* [What you have to do]: Find and copy lines holding "Marshall".

=== Stored rows ===

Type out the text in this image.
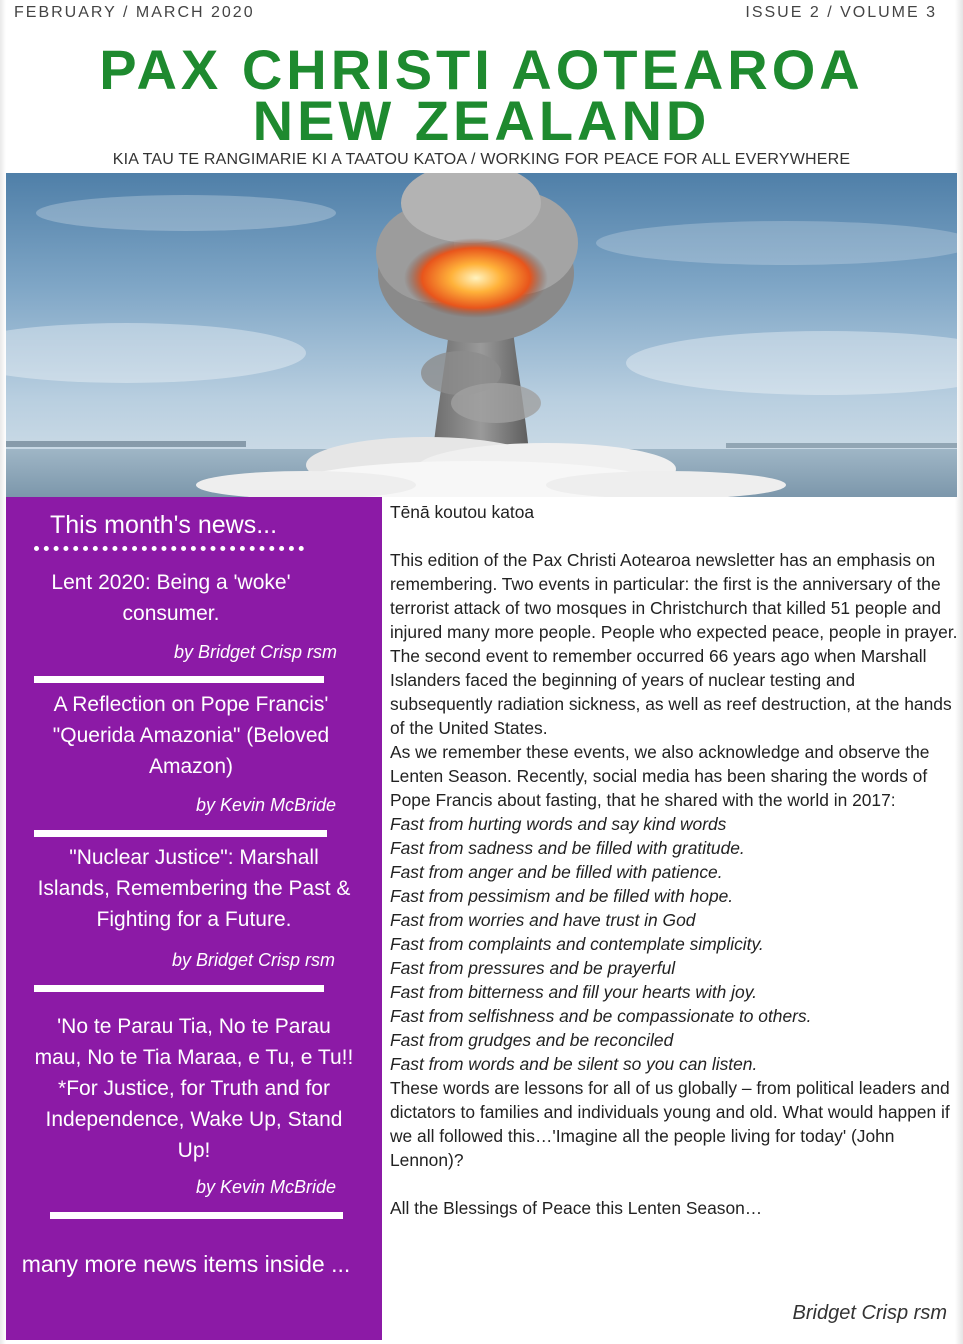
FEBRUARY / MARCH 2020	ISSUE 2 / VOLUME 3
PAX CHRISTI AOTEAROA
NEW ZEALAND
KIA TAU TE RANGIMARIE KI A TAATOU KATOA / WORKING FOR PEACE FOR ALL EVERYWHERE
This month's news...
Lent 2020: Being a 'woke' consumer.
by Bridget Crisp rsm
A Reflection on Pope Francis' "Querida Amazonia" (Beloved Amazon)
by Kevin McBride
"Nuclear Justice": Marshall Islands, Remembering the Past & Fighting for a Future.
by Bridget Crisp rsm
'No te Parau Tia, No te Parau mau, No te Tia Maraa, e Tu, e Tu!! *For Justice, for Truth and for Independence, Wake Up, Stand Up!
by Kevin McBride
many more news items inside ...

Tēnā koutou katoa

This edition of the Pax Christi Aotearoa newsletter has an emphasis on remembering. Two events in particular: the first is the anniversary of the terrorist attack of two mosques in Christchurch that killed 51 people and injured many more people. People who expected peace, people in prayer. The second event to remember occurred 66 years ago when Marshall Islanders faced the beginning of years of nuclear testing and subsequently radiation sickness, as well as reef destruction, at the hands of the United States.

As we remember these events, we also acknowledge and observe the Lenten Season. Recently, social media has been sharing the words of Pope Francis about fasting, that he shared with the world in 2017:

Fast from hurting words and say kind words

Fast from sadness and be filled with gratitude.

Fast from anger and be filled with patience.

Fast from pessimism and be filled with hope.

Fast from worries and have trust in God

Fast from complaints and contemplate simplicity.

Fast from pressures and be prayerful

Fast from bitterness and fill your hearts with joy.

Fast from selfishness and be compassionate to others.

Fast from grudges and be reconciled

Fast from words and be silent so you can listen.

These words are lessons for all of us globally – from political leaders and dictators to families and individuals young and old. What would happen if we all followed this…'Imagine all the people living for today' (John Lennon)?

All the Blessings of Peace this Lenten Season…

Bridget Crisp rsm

===

* [Exercise output]:
"Nuclear Justice": Marshall Islands, Remembering the Past & Fighting for a Future.
This edition of the Pax Christi Aotearoa newsletter has an emphasis on remembering. Two events in particular: the first is the anniversary of the terrorist attack of two mosques in Christchurch that killed 51 people and injured many more people. People who expected peace, people in prayer. The second event to remember occurred 66 years ago when Marshall Islanders faced the beginning of years of nuclear testing and subsequently radiation sickness, as well as reef destruction, at the hands of the United States.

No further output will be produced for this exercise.